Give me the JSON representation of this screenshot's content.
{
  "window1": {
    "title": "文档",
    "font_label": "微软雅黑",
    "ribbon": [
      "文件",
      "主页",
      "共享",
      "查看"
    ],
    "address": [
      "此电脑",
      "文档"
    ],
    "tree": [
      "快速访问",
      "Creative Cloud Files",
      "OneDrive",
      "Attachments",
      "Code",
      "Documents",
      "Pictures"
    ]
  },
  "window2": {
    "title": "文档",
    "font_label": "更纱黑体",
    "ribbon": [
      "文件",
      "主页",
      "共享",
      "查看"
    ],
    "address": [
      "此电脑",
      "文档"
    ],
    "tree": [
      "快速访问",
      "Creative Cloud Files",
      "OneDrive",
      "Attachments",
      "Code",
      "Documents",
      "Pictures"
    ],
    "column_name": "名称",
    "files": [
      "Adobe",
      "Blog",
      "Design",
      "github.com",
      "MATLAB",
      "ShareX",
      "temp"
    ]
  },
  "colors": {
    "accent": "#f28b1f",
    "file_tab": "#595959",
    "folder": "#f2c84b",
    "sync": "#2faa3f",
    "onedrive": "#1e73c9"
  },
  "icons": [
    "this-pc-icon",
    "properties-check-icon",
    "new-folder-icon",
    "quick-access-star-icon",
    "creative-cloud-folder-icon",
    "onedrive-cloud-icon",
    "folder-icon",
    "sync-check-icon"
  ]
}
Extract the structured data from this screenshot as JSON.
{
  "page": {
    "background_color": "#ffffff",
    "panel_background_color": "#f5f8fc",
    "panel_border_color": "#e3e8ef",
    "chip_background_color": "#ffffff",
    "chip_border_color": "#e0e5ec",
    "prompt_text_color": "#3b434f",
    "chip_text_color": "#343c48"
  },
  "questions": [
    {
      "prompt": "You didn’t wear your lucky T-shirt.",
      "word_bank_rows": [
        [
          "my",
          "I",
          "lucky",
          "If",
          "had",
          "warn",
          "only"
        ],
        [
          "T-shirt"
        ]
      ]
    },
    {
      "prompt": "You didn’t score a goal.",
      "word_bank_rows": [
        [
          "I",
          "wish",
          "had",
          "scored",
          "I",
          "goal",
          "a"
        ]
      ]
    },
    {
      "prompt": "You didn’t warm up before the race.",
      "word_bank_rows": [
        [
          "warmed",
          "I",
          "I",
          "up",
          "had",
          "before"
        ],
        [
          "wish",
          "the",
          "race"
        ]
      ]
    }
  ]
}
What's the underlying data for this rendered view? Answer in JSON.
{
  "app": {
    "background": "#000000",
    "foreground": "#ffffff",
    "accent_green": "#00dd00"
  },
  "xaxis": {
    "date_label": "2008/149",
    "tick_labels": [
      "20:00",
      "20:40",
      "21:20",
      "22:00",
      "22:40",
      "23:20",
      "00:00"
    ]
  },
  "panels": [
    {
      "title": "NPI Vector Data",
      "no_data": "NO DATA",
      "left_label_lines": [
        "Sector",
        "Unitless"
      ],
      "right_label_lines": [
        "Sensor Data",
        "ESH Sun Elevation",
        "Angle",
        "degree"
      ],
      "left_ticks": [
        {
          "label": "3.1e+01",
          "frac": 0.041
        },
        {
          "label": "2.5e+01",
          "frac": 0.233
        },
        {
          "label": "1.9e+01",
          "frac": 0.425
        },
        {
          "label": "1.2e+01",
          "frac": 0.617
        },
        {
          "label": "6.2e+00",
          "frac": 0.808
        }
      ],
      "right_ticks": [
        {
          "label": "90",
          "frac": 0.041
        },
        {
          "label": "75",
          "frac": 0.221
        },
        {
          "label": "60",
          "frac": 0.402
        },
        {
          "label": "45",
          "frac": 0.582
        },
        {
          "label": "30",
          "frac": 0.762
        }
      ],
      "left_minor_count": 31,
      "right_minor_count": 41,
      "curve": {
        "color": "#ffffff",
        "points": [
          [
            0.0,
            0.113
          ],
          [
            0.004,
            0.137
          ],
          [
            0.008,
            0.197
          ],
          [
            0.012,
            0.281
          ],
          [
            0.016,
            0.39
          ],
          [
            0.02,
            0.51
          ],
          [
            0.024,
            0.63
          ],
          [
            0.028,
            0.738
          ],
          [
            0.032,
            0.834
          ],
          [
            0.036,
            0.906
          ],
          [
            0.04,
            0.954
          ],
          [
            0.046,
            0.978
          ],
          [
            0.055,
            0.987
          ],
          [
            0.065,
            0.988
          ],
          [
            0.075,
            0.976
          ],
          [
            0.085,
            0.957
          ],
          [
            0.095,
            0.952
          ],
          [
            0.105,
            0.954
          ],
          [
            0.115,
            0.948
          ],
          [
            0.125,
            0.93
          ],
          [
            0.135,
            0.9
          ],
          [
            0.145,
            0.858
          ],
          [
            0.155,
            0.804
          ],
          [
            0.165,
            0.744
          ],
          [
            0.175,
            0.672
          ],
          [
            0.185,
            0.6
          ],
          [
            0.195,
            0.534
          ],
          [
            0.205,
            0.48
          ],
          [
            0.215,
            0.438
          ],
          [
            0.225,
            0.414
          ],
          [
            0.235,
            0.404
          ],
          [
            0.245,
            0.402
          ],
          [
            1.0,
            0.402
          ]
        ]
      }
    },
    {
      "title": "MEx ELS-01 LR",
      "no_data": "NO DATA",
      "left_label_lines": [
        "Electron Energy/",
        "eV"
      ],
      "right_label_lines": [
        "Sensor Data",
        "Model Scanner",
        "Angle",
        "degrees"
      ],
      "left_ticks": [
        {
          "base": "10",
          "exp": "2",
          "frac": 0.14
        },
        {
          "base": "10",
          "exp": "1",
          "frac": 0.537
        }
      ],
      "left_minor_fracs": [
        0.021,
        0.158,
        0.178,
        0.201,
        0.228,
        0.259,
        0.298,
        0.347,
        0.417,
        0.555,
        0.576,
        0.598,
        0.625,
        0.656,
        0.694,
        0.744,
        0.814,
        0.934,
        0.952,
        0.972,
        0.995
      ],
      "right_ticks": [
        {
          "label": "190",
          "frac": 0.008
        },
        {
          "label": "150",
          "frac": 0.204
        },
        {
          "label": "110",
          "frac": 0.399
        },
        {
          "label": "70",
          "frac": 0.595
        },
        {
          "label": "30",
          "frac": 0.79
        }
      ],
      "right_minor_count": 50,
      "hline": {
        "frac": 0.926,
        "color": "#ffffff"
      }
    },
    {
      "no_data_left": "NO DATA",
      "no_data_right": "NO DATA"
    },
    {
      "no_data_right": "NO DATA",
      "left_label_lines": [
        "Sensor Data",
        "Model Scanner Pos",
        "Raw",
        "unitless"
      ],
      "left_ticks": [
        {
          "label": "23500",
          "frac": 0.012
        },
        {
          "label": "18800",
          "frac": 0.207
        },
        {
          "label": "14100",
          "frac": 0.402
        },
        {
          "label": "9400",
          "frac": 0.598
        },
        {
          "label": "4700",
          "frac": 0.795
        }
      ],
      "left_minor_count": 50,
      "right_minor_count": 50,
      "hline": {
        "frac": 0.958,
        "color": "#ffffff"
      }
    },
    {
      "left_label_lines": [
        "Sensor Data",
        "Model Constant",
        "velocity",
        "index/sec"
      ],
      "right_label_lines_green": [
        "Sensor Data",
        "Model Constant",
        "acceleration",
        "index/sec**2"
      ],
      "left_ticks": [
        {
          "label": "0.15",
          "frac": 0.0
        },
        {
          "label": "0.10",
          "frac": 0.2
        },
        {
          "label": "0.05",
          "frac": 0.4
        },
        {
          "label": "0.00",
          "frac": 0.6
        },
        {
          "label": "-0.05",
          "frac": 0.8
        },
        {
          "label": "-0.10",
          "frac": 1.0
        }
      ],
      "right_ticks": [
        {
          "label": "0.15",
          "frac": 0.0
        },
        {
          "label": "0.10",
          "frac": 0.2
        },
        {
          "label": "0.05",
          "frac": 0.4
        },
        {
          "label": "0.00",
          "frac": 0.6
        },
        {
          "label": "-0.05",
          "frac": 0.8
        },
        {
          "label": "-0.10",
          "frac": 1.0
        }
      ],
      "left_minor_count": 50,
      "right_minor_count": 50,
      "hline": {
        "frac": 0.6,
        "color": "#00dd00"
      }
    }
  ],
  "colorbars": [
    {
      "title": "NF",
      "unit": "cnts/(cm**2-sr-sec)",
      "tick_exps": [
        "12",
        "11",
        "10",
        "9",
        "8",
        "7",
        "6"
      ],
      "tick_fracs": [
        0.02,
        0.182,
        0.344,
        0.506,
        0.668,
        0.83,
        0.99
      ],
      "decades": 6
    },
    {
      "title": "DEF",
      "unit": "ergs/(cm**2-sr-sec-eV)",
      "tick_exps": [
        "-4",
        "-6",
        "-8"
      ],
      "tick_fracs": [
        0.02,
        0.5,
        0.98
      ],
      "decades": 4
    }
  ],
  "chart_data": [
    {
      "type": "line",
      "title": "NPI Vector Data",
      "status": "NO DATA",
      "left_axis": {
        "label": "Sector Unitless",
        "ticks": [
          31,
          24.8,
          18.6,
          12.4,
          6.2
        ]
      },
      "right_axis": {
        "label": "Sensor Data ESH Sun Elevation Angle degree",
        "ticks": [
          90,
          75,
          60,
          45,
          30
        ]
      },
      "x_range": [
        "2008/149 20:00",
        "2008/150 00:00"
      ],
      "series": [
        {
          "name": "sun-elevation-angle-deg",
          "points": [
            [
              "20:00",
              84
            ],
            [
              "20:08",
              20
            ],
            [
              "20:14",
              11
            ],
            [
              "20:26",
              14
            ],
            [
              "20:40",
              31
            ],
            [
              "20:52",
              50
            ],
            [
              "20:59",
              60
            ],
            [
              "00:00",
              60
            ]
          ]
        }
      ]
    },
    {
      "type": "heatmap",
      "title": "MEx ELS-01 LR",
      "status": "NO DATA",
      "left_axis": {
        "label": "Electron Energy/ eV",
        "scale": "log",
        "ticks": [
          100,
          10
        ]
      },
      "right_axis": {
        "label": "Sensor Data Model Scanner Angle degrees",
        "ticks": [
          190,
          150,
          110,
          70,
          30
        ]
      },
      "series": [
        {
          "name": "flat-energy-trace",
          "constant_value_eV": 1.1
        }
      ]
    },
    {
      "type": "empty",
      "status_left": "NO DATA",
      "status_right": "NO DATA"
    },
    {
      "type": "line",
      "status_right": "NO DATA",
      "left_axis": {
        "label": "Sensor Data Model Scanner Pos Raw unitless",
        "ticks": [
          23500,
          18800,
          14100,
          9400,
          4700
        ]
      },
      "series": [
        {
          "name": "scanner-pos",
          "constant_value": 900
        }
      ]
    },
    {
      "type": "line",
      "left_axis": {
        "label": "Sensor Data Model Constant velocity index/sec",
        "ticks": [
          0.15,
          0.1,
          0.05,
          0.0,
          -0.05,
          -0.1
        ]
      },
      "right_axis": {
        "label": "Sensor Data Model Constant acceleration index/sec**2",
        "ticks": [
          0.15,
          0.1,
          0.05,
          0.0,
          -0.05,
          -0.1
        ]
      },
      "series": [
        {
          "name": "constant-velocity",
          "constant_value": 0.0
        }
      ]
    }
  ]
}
********************
Set task: Copy every line that includes the string "didn" from the material above.

Output:
      "prompt": "You didn’t wear your lucky T-shirt.",
      "prompt": "You didn’t score a goal.",
      "prompt": "You didn’t warm up before the race.",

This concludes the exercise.